-- Start Dataset rows --

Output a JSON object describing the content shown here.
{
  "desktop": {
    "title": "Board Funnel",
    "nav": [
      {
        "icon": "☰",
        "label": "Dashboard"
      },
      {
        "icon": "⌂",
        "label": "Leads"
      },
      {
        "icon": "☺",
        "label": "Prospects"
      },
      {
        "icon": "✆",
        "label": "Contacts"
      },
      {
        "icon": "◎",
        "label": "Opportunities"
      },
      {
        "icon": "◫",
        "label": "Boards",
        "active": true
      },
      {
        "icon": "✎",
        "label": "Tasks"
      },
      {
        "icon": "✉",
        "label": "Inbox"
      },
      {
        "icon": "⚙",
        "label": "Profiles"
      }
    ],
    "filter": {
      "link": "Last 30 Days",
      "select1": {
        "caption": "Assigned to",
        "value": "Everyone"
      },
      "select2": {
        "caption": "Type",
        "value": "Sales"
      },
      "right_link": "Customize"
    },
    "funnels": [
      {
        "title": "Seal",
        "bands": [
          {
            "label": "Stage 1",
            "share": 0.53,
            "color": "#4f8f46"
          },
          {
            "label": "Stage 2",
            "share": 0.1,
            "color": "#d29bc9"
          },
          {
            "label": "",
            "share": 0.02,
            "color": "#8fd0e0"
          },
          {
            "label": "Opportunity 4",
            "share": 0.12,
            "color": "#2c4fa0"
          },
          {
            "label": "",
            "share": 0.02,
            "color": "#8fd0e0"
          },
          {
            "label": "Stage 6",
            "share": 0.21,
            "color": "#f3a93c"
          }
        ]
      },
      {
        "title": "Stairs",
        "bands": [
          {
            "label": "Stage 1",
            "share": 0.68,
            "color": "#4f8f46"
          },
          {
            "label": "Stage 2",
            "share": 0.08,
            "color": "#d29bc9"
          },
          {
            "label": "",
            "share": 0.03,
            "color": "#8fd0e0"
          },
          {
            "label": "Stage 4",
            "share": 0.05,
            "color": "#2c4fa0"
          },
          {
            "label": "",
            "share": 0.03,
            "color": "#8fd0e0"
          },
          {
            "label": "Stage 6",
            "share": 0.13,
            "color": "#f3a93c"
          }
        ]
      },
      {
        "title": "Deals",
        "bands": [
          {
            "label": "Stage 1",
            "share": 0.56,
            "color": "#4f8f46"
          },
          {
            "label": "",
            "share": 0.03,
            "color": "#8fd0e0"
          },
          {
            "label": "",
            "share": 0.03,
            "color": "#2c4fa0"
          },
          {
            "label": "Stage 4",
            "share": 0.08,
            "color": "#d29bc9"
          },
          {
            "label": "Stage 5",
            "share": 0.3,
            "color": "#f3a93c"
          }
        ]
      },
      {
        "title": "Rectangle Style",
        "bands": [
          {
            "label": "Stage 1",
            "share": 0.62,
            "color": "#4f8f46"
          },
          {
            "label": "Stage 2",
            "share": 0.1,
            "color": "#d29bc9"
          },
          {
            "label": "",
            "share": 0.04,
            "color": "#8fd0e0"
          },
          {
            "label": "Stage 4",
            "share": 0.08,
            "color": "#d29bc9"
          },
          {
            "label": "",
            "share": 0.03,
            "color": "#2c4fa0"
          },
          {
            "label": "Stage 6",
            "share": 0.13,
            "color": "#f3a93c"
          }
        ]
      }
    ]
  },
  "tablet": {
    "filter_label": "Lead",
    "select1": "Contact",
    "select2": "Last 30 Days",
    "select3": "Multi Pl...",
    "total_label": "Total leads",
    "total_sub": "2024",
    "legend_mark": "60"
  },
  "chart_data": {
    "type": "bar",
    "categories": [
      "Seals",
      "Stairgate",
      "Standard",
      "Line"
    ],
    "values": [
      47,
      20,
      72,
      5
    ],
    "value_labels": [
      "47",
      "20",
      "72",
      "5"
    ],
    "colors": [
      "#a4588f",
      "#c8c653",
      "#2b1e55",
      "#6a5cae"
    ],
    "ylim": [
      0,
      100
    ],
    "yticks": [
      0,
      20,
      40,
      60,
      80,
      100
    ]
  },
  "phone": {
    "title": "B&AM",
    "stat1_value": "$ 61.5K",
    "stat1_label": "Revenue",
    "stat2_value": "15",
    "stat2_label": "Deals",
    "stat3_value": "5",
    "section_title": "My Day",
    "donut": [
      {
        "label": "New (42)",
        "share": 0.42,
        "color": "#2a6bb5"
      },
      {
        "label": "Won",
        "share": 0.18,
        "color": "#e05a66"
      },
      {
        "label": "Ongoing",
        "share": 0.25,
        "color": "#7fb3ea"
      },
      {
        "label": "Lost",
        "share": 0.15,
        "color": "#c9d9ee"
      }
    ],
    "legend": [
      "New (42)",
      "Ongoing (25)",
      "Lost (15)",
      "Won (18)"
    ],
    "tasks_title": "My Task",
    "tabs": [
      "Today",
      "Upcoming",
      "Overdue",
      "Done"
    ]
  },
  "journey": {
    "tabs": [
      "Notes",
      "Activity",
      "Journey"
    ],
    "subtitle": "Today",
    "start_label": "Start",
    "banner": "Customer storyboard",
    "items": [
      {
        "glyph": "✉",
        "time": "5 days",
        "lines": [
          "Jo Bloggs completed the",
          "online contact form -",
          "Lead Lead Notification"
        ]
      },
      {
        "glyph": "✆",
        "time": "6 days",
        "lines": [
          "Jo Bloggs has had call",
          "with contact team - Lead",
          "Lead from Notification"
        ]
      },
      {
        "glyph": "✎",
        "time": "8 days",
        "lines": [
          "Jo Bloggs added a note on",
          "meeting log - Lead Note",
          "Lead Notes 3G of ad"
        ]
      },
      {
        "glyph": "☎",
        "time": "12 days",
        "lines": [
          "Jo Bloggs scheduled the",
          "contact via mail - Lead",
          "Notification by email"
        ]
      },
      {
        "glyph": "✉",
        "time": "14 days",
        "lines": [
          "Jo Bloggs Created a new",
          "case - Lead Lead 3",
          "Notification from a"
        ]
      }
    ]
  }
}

-- End Dataset rows --

• _Task brief_: Repeat the data above, word for word.

• _Expected output_:
Output a JSON object describing the content shown here.
{
  "desktop": {
    "title": "Board Funnel",
    "nav": [
      {
        "icon": "☰",
        "label": "Dashboard"
      },
      {
        "icon": "⌂",
        "label": "Leads"
      },
      {
        "icon": "☺",
        "label": "Prospects"
      },
      {
        "icon": "✆",
        "label": "Contacts"
      },
      {
        "icon": "◎",
        "label": "Opportunities"
      },
      {
        "icon": "◫",
        "label": "Boards",
        "active": true
      },
      {
        "icon": "✎",
        "label": "Tasks"
      },
      {
        "icon": "✉",
        "label": "Inbox"
      },
      {
        "icon": "⚙",
        "label": "Profiles"
      }
    ],
    "filter": {
      "link": "Last 30 Days",
      "select1": {
        "caption": "Assigned to",
        "value": "Everyone"
      },
      "select2": {
        "caption": "Type",
        "value": "Sales"
      },
      "right_link": "Customize"
    },
    "funnels": [
      {
        "title": "Seal",
        "bands": [
          {
            "label": "Stage 1",
            "share": 0.53,
            "color": "#4f8f46"
          },
          {
            "label": "Stage 2",
            "share": 0.1,
            "color": "#d29bc9"
          },
          {
            "label": "",
            "share": 0.02,
            "color": "#8fd0e0"
          },
          {
            "label": "Opportunity 4",
            "share": 0.12,
            "color": "#2c4fa0"
          },
          {
            "label": "",
            "share": 0.02,
            "color": "#8fd0e0"
          },
          {
            "label": "Stage 6",
            "share": 0.21,
            "color": "#f3a93c"
          }
        ]
      },
      {
        "title": "Stairs",
        "bands": [
          {
            "label": "Stage 1",
            "share": 0.68,
            "color": "#4f8f46"
          },
          {
            "label": "Stage 2",
            "share": 0.08,
            "color": "#d29bc9"
          },
          {
            "label": "",
            "share": 0.03,
            "color": "#8fd0e0"
          },
          {
            "label": "Stage 4",
            "share": 0.05,
            "color": "#2c4fa0"
          },
          {
            "label": "",
            "share": 0.03,
            "color": "#8fd0e0"
          },
          {
            "label": "Stage 6",
            "share": 0.13,
            "color": "#f3a93c"
          }
        ]
      },
      {
        "title": "Deals",
        "bands": [
          {
            "label": "Stage 1",
            "share": 0.56,
            "color": "#4f8f46"
          },
          {
            "label": "",
            "share": 0.03,
            "color": "#8fd0e0"
          },
          {
            "label": "",
            "share": 0.03,
            "color": "#2c4fa0"
          },
          {
            "label": "Stage 4",
            "share": 0.08,
            "color": "#d29bc9"
          },
          {
            "label": "Stage 5",
            "share": 0.3,
            "color": "#f3a93c"
          }
        ]
      },
      {
        "title": "Rectangle Style",
        "bands": [
          {
            "label": "Stage 1",
            "share": 0.62,
            "color": "#4f8f46"
          },
          {
            "label": "Stage 2",
            "share": 0.1,
            "color": "#d29bc9"
          },
          {
            "label": "",
            "share": 0.04,
            "color": "#8fd0e0"
          },
          {
            "label": "Stage 4",
            "share": 0.08,
            "color": "#d29bc9"
          },
          {
            "label": "",
            "share": 0.03,
            "color": "#2c4fa0"
          },
          {
            "label": "Stage 6",
            "share": 0.13,
            "color": "#f3a93c"
          }
        ]
      }
    ]
  },
  "tablet": {
    "filter_label": "Lead",
    "select1": "Contact",
    "select2": "Last 30 Days",
    "select3": "Multi Pl...",
    "total_label": "Total leads",
    "total_sub": "2024",
    "legend_mark": "60"
  },
  "chart_data": {
    "type": "bar",
    "categories": [
      "Seals",
      "Stairgate",
      "Standard",
      "Line"
    ],
    "values": [
      47,
      20,
      72,
      5
    ],
    "value_labels": [
      "47",
      "20",
      "72",
      "5"
    ],
    "colors": [
      "#a4588f",
      "#c8c653",
      "#2b1e55",
      "#6a5cae"
    ],
    "ylim": [
      0,
      100
    ],
    "yticks": [
      0,
      20,
      40,
      60,
      80,
      100
    ]
  },
  "phone": {
    "title": "B&AM",
    "stat1_value": "$ 61.5K",
    "stat1_label": "Revenue",
    "stat2_value": "15",
    "stat2_label": "Deals",
    "stat3_value": "5",
    "section_title": "My Day",
    "donut": [
      {
        "label": "New (42)",
        "share": 0.42,
        "color": "#2a6bb5"
      },
      {
        "label": "Won",
        "share": 0.18,
        "color": "#e05a66"
      },
      {
        "label": "Ongoing",
        "share": 0.25,
        "color": "#7fb3ea"
      },
      {
        "label": "Lost",
        "share": 0.15,
        "color": "#c9d9ee"
      }
    ],
    "legend": [
      "New (42)",
      "Ongoing (25)",
      "Lost (15)",
      "Won (18)"
    ],
    "tasks_title": "My Task",
    "tabs": [
      "Today",
      "Upcoming",
      "Overdue",
      "Done"
    ]
  },
  "journey": {
    "tabs": [
      "Notes",
      "Activity",
      "Journey"
    ],
    "subtitle": "Today",
    "start_label": "Start",
    "banner": "Customer storyboard",
    "items": [
      {
        "glyph": "✉",
        "time": "5 days",
        "lines": [
          "Jo Bloggs completed the",
          "online contact form -",
          "Lead Lead Notification"
        ]
      },
      {
        "glyph": "✆",
        "time": "6 days",
        "lines": [
          "Jo Bloggs has had call",
          "with contact team - Lead",
          "Lead from Notification"
        ]
      },
      {
        "glyph": "✎",
        "time": "8 days",
        "lines": [
          "Jo Bloggs added a note on",
          "meeting log - Lead Note",
          "Lead Notes 3G of ad"
        ]
      },
      {
        "glyph": "☎",
        "time": "12 days",
        "lines": [
          "Jo Bloggs scheduled the",
          "contact via mail - Lead",
          "Notification by email"
        ]
      },
      {
        "glyph": "✉",
        "time": "14 days",
        "lines": [
          "Jo Bloggs Created a new",
          "case - Lead Lead 3",
          "Notification from a"
        ]
      }
    ]
  }
}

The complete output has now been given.